**EXERCISE DESCRIPTION**
Say how many lines contain the word "DSSE". Only the number should be given.

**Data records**

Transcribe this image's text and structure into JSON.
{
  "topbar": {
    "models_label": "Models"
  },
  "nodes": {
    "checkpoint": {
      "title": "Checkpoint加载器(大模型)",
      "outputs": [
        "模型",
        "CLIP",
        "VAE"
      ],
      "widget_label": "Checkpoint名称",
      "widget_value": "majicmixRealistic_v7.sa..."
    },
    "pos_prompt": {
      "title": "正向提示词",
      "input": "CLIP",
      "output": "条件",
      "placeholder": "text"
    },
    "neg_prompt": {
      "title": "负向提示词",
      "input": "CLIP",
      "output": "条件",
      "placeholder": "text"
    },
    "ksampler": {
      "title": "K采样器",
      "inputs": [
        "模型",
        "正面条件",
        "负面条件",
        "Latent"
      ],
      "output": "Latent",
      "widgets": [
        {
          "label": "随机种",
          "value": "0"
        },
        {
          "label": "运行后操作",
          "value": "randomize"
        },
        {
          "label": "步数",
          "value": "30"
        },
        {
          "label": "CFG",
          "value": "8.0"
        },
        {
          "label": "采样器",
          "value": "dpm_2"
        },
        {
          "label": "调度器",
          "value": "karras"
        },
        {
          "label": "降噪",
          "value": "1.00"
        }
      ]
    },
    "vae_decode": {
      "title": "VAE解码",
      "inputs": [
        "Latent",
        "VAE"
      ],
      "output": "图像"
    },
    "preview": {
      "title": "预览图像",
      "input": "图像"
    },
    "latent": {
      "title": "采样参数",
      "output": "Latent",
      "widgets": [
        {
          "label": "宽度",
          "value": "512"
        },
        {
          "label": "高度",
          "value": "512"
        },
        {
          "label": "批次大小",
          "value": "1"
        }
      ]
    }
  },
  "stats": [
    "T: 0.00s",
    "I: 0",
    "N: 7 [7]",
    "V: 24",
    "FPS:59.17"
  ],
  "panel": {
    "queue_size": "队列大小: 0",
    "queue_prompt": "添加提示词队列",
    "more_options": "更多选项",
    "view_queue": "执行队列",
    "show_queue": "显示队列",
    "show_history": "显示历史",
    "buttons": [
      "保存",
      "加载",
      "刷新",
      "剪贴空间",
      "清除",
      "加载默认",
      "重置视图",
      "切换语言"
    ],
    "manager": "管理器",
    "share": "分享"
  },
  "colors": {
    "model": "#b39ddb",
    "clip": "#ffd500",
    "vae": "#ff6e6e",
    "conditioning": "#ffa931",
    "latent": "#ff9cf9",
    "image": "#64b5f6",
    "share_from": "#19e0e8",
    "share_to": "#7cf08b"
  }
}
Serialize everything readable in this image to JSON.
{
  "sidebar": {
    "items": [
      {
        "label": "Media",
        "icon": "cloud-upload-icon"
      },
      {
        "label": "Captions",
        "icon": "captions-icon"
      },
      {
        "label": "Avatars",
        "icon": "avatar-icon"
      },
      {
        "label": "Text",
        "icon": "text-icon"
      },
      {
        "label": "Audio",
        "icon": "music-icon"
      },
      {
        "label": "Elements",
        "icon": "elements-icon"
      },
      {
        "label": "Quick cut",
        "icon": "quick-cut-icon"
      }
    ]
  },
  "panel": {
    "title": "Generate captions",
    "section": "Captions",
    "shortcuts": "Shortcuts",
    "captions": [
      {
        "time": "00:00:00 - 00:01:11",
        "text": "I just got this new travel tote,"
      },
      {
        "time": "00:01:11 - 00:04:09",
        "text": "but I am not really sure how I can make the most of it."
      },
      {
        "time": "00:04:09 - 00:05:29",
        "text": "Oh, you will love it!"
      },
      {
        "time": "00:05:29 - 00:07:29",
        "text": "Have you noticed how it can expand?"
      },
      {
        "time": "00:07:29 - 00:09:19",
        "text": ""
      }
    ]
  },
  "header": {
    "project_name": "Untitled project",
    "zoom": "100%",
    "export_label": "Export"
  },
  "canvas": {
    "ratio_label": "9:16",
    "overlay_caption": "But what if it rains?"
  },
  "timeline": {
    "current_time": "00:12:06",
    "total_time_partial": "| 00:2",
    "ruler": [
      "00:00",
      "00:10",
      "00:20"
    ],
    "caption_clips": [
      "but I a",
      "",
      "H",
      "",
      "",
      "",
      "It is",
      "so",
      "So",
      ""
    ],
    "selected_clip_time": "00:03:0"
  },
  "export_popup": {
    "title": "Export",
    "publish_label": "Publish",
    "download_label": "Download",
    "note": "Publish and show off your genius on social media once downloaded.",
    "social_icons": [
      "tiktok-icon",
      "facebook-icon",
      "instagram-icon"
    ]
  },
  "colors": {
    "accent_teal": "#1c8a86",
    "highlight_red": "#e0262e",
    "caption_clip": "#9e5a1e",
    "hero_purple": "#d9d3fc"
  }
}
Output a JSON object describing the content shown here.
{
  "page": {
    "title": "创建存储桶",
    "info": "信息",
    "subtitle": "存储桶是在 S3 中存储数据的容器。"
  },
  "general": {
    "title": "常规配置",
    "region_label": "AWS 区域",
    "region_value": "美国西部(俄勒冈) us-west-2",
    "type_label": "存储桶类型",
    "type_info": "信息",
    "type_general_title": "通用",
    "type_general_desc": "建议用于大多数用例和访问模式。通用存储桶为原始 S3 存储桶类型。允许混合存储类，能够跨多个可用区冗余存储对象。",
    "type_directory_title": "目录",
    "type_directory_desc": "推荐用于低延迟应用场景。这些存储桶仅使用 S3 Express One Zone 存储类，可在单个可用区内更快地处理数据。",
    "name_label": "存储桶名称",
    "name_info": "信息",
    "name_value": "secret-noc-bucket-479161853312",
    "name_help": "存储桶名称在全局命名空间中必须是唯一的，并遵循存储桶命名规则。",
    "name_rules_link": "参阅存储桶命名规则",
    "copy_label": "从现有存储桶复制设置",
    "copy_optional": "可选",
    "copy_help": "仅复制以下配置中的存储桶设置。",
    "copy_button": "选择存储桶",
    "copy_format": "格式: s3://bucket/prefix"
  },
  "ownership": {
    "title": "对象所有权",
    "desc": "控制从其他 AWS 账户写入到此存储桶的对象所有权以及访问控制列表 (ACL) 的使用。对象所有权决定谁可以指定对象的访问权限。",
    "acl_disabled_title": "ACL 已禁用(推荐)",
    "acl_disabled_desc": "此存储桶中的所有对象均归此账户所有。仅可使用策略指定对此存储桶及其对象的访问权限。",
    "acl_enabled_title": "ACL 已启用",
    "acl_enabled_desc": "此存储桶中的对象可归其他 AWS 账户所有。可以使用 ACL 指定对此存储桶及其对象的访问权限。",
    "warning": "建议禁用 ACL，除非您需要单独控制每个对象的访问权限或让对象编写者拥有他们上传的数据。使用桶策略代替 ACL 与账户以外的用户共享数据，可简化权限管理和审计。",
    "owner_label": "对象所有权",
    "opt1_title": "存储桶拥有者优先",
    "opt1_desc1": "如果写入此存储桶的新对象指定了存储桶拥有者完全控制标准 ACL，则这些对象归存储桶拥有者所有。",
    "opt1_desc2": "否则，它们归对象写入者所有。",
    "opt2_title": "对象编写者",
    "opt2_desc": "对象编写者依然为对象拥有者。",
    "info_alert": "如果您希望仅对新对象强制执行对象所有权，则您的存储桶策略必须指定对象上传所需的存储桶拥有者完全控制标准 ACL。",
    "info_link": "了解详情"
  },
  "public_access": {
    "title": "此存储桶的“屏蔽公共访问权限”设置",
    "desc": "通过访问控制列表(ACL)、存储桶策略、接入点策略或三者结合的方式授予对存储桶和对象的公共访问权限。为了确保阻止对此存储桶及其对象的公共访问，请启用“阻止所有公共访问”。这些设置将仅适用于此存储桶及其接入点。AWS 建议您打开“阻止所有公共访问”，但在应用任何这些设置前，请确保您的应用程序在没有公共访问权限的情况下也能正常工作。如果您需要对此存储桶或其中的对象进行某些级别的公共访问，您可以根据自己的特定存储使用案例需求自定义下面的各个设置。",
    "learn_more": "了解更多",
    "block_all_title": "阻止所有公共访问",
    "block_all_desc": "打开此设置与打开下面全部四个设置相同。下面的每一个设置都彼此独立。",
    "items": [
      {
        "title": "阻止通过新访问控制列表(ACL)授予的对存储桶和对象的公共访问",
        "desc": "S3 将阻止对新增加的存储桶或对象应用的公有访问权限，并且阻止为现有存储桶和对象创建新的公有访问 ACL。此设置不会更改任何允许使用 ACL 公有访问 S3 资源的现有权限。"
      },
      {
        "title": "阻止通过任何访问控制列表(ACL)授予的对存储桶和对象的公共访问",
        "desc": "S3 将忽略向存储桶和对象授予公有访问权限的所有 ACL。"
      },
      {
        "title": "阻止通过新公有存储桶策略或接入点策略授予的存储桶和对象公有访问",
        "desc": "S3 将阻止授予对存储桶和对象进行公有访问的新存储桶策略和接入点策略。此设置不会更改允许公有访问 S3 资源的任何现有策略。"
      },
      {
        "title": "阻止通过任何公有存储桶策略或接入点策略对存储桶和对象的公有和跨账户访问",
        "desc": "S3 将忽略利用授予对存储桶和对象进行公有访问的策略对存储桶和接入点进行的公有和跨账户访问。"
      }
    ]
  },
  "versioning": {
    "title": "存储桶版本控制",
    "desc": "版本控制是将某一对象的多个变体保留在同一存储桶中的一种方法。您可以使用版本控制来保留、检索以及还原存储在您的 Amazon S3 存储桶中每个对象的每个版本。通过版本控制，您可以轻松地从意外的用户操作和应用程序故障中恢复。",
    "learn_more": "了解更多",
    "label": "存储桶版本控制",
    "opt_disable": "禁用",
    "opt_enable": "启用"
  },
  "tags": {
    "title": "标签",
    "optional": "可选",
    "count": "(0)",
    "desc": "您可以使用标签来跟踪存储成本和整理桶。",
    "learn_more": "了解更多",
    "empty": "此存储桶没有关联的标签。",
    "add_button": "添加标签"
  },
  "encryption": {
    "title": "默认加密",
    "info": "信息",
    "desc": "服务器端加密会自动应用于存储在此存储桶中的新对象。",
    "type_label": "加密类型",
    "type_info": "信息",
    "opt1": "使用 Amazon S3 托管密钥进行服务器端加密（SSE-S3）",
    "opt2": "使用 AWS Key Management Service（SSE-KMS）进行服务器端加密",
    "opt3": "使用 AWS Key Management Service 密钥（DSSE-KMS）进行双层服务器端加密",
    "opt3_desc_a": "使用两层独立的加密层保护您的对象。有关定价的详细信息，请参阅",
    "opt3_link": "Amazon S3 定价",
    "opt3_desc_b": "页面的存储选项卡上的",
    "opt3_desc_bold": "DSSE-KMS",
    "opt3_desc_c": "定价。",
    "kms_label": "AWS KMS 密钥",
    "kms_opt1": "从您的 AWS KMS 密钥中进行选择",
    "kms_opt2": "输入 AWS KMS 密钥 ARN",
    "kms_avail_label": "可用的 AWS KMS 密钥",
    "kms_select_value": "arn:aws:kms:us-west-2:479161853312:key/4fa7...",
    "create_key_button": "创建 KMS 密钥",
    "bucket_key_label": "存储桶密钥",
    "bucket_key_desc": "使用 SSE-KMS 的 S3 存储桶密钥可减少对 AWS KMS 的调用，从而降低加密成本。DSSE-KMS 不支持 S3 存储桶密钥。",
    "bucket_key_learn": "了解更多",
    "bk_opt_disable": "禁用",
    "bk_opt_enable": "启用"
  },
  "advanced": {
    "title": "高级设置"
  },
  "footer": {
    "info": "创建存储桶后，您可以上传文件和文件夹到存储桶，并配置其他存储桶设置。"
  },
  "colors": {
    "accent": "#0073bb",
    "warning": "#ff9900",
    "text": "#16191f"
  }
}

**RESULT OF THIS TASK**
3